** start PROVIDED RECORDS **
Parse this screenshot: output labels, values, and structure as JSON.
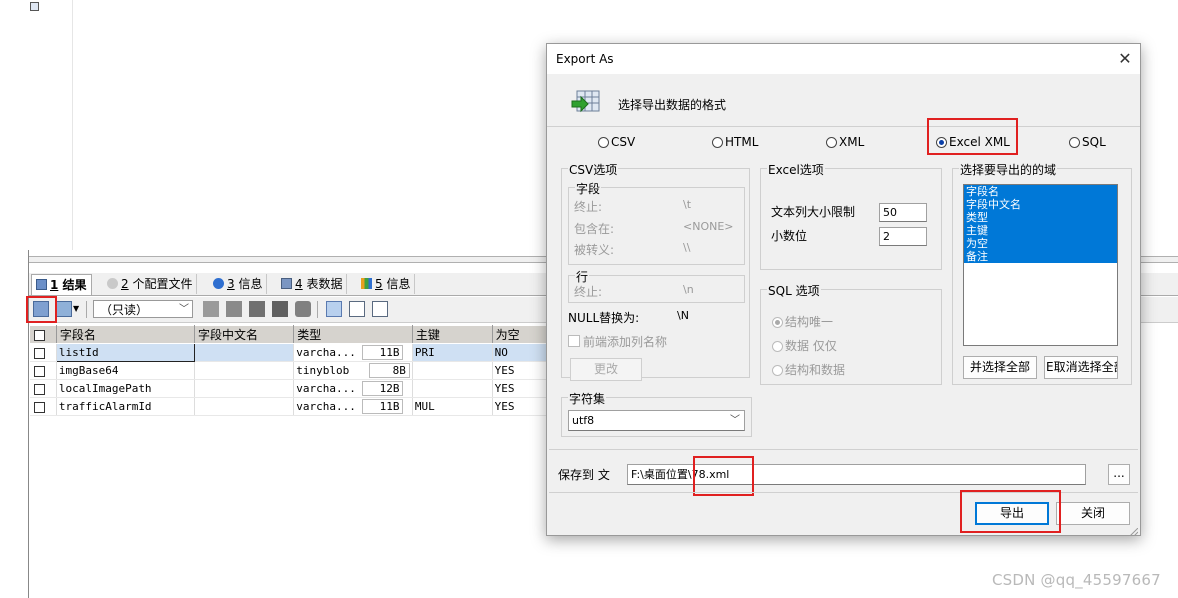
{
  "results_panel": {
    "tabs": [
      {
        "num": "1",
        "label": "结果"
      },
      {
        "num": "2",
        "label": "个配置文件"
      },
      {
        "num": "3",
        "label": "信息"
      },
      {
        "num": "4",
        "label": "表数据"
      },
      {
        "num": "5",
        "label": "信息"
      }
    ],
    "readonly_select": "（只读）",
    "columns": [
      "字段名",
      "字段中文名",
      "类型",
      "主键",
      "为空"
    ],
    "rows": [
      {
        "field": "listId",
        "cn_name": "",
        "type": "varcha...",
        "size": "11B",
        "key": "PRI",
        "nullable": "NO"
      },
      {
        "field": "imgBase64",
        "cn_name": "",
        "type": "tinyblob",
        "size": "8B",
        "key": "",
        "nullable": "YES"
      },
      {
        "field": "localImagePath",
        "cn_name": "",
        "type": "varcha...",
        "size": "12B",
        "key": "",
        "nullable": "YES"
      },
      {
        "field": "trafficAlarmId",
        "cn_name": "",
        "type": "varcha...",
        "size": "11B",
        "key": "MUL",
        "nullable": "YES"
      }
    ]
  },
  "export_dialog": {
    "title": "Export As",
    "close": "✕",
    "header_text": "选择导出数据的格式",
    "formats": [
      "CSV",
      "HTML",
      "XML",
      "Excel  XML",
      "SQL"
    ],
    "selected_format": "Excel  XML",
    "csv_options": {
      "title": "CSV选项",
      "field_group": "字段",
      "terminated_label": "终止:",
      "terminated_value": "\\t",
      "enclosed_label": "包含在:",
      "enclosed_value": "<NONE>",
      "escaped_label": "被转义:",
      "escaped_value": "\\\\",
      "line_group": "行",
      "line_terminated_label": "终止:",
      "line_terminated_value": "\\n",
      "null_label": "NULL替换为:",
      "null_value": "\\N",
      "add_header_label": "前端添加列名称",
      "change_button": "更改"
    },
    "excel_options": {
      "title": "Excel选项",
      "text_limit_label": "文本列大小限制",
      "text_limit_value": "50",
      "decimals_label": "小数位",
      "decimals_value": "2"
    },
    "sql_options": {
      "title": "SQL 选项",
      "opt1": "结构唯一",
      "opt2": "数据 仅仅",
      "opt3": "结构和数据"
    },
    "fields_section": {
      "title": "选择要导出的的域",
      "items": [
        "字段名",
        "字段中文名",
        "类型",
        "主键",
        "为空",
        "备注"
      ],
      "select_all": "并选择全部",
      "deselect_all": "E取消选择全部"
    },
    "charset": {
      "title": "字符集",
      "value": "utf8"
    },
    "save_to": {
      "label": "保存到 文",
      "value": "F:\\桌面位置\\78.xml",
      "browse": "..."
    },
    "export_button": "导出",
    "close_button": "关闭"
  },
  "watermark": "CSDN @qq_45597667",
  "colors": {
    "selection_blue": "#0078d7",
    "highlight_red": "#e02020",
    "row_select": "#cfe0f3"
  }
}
** end PROVIDED RECORDS **
* [DESCRIPTION OF THE TASK] Output the lines above in full and exactly as given, omitting any pictures.

* [PROBLEM SOLUTION]
Parse this screenshot: output labels, values, and structure as JSON.
{
  "results_panel": {
    "tabs": [
      {
        "num": "1",
        "label": "结果"
      },
      {
        "num": "2",
        "label": "个配置文件"
      },
      {
        "num": "3",
        "label": "信息"
      },
      {
        "num": "4",
        "label": "表数据"
      },
      {
        "num": "5",
        "label": "信息"
      }
    ],
    "readonly_select": "（只读）",
    "columns": [
      "字段名",
      "字段中文名",
      "类型",
      "主键",
      "为空"
    ],
    "rows": [
      {
        "field": "listId",
        "cn_name": "",
        "type": "varcha...",
        "size": "11B",
        "key": "PRI",
        "nullable": "NO"
      },
      {
        "field": "imgBase64",
        "cn_name": "",
        "type": "tinyblob",
        "size": "8B",
        "key": "",
        "nullable": "YES"
      },
      {
        "field": "localImagePath",
        "cn_name": "",
        "type": "varcha...",
        "size": "12B",
        "key": "",
        "nullable": "YES"
      },
      {
        "field": "trafficAlarmId",
        "cn_name": "",
        "type": "varcha...",
        "size": "11B",
        "key": "MUL",
        "nullable": "YES"
      }
    ]
  },
  "export_dialog": {
    "title": "Export As",
    "close": "✕",
    "header_text": "选择导出数据的格式",
    "formats": [
      "CSV",
      "HTML",
      "XML",
      "Excel  XML",
      "SQL"
    ],
    "selected_format": "Excel  XML",
    "csv_options": {
      "title": "CSV选项",
      "field_group": "字段",
      "terminated_label": "终止:",
      "terminated_value": "\\t",
      "enclosed_label": "包含在:",
      "enclosed_value": "<NONE>",
      "escaped_label": "被转义:",
      "escaped_value": "\\\\",
      "line_group": "行",
      "line_terminated_label": "终止:",
      "line_terminated_value": "\\n",
      "null_label": "NULL替换为:",
      "null_value": "\\N",
      "add_header_label": "前端添加列名称",
      "change_button": "更改"
    },
    "excel_options": {
      "title": "Excel选项",
      "text_limit_label": "文本列大小限制",
      "text_limit_value": "50",
      "decimals_label": "小数位",
      "decimals_value": "2"
    },
    "sql_options": {
      "title": "SQL 选项",
      "opt1": "结构唯一",
      "opt2": "数据 仅仅",
      "opt3": "结构和数据"
    },
    "fields_section": {
      "title": "选择要导出的的域",
      "items": [
        "字段名",
        "字段中文名",
        "类型",
        "主键",
        "为空",
        "备注"
      ],
      "select_all": "并选择全部",
      "deselect_all": "E取消选择全部"
    },
    "charset": {
      "title": "字符集",
      "value": "utf8"
    },
    "save_to": {
      "label": "保存到 文",
      "value": "F:\\桌面位置\\78.xml",
      "browse": "..."
    },
    "export_button": "导出",
    "close_button": "关闭"
  },
  "watermark": "CSDN @qq_45597667",
  "colors": {
    "selection_blue": "#0078d7",
    "highlight_red": "#e02020",
    "row_select": "#cfe0f3"
  }
}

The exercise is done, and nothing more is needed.